- Exercise directions: Review the listing and copy each line that holds the word "slowly".
Begin Supplied entries
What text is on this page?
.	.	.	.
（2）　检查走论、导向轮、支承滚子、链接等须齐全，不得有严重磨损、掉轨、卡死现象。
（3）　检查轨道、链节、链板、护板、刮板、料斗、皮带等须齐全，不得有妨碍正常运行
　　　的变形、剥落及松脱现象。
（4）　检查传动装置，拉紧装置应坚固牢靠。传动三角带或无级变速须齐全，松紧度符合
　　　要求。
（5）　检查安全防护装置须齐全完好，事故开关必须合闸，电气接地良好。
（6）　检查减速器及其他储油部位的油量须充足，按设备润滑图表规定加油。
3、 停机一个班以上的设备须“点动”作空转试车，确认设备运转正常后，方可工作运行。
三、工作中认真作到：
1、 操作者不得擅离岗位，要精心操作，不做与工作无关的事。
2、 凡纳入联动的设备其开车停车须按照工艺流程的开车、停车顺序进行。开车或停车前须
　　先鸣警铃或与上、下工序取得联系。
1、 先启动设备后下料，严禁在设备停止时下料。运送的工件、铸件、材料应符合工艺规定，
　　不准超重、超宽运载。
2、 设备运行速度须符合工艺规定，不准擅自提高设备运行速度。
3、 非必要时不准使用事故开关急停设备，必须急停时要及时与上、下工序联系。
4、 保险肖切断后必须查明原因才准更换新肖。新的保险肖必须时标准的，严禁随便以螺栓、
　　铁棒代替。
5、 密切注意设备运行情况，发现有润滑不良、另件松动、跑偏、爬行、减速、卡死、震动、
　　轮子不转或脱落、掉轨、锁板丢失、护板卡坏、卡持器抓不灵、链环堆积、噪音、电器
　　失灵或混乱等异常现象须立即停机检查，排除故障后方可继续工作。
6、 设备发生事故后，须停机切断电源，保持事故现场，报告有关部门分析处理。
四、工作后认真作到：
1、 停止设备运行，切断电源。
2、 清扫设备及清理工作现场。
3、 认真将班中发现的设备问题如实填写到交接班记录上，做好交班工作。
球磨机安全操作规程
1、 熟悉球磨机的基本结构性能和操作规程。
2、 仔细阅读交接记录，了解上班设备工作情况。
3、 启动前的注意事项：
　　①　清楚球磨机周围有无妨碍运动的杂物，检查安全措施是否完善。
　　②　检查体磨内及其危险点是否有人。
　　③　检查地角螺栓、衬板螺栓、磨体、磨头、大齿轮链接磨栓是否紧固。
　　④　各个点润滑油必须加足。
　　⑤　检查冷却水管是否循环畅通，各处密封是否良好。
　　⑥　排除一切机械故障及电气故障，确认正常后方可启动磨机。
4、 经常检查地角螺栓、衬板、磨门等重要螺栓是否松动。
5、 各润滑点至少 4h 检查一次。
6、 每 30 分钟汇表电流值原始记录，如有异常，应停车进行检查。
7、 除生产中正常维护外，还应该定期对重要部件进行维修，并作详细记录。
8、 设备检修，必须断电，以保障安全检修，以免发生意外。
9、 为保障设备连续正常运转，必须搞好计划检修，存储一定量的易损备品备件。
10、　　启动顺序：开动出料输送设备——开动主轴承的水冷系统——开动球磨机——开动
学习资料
End Supplied entries
Begin Supplied entries
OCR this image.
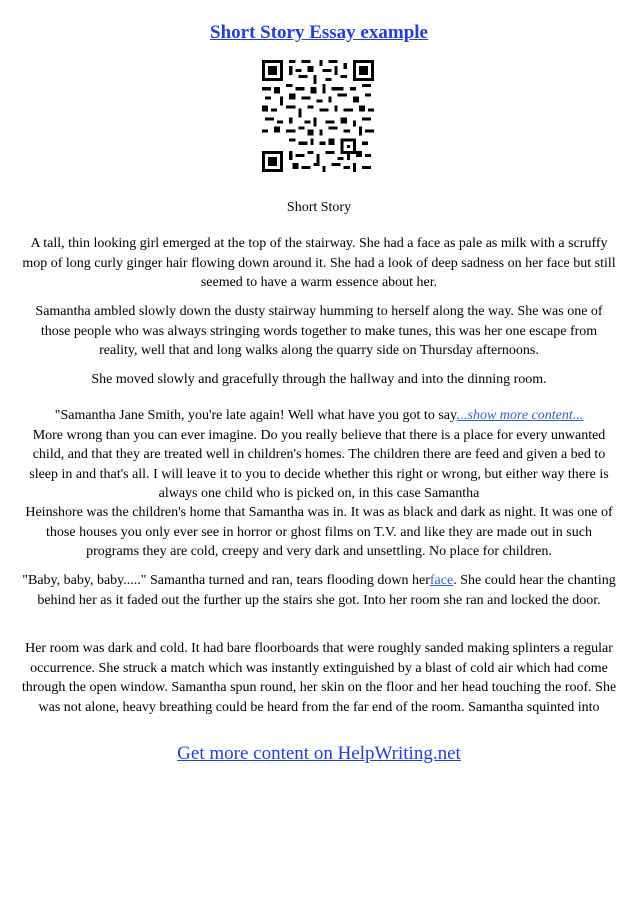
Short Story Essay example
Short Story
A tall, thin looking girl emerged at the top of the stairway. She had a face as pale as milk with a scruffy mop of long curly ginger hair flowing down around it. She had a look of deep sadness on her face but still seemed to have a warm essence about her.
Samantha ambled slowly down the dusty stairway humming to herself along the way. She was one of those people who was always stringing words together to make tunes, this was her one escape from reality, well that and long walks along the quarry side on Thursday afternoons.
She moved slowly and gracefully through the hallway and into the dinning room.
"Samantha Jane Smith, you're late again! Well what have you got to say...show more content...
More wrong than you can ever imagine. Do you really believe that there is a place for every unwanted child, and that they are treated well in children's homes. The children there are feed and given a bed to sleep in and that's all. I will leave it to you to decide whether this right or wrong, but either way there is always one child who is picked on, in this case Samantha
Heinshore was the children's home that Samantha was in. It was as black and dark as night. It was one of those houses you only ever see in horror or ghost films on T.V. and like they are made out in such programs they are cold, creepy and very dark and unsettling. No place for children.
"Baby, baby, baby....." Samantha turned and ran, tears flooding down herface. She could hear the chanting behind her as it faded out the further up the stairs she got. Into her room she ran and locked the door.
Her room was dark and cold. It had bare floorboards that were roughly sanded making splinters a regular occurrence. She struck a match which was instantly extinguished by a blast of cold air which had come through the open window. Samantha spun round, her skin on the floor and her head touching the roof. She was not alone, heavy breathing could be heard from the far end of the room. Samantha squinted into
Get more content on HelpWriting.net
End Supplied entries
- Final result:
Samantha ambled slowly down the dusty stairway humming to herself along the way. She was one of those people who was always stringing words together to make tunes, this was her one escape from reality, well that and long walks along the quarry side on Thursday afternoons.
She moved slowly and gracefully through the hallway and into the dinning room.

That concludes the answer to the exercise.